▶ **Description of the task**
State the number of lines where "visible" appears. Add nothing else.

▶ **Task inputs**
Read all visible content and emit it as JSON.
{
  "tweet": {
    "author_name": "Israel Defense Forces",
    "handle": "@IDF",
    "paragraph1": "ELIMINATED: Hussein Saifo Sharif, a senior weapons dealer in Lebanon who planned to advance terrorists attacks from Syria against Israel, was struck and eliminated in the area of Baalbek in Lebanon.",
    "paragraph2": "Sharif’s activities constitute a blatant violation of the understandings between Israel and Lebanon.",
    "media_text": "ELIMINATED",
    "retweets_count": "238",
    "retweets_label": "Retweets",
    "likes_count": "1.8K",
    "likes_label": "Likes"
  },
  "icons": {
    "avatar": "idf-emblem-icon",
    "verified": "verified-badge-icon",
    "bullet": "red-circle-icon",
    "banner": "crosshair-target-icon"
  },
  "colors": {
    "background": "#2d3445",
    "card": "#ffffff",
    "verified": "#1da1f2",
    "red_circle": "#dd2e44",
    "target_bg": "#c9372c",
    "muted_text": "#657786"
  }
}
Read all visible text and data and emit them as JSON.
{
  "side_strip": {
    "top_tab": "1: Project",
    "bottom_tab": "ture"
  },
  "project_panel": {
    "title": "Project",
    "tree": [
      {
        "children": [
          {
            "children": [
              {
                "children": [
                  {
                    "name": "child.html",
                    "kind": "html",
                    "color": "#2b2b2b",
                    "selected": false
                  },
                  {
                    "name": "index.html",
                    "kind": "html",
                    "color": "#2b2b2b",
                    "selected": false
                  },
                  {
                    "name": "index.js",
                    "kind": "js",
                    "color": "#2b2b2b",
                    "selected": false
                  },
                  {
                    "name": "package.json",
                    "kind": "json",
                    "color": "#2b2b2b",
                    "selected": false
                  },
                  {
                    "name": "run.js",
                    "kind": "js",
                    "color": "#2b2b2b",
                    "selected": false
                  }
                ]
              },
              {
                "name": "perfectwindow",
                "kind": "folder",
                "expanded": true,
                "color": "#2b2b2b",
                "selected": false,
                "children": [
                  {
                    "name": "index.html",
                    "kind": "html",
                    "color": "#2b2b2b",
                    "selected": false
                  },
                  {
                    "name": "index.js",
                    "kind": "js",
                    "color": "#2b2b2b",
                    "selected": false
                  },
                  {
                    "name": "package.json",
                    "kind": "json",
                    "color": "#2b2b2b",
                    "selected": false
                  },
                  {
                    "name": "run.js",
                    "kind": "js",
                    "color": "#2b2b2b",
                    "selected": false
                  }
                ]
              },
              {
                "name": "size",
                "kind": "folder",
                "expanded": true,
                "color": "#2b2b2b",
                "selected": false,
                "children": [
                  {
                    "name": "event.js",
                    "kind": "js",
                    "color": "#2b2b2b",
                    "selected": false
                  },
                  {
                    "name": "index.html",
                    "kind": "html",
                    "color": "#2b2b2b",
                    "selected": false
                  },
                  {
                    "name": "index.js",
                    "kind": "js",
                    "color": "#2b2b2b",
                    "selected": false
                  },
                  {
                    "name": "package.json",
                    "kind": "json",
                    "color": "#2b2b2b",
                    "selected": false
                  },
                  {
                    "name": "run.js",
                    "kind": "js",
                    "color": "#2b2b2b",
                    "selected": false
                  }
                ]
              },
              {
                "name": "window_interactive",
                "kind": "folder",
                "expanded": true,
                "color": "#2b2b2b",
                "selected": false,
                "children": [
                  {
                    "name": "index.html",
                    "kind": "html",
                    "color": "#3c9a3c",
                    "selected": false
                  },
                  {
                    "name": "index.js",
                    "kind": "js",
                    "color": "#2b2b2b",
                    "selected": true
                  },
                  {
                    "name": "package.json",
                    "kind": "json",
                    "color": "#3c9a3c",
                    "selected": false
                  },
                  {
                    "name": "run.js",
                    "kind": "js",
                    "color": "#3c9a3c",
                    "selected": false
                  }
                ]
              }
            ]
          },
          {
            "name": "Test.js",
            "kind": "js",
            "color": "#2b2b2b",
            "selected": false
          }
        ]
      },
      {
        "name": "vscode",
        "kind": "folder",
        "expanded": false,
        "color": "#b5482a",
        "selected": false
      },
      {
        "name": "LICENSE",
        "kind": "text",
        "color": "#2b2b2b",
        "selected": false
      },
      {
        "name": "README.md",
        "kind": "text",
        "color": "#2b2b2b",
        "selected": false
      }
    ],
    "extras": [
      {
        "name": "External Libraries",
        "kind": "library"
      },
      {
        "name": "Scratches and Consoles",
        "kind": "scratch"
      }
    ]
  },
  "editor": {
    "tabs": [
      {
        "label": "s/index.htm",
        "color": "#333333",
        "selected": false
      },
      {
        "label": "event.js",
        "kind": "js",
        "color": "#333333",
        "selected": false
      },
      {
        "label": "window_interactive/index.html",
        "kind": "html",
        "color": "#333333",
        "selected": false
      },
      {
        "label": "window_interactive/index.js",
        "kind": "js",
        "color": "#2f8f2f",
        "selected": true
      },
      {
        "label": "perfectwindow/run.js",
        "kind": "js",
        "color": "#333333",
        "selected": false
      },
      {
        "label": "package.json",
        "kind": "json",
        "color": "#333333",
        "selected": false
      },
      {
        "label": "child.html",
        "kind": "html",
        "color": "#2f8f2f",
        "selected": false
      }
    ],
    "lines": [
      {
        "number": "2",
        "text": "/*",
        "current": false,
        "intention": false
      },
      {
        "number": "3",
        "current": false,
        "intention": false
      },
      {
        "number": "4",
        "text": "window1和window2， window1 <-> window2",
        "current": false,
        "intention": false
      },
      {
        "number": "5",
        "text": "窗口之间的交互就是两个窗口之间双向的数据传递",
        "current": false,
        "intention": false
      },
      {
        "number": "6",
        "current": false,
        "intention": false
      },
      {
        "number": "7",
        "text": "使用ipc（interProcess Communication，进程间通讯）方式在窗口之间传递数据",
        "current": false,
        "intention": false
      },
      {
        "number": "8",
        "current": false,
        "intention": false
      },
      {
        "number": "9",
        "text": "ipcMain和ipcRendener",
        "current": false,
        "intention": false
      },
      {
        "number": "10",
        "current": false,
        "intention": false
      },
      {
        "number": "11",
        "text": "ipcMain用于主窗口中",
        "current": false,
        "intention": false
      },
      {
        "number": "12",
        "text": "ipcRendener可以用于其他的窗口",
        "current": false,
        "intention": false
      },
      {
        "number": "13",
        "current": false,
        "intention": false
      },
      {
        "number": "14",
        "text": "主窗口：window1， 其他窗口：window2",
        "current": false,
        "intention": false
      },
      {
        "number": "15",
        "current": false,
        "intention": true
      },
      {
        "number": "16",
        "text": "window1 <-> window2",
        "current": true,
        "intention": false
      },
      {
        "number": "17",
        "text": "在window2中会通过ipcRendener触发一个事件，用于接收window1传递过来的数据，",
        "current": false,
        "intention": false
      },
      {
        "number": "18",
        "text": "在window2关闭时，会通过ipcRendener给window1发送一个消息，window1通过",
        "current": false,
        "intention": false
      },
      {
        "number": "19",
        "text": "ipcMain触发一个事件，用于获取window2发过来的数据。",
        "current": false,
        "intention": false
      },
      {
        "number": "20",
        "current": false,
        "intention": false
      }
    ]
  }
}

▶ **Task result**
2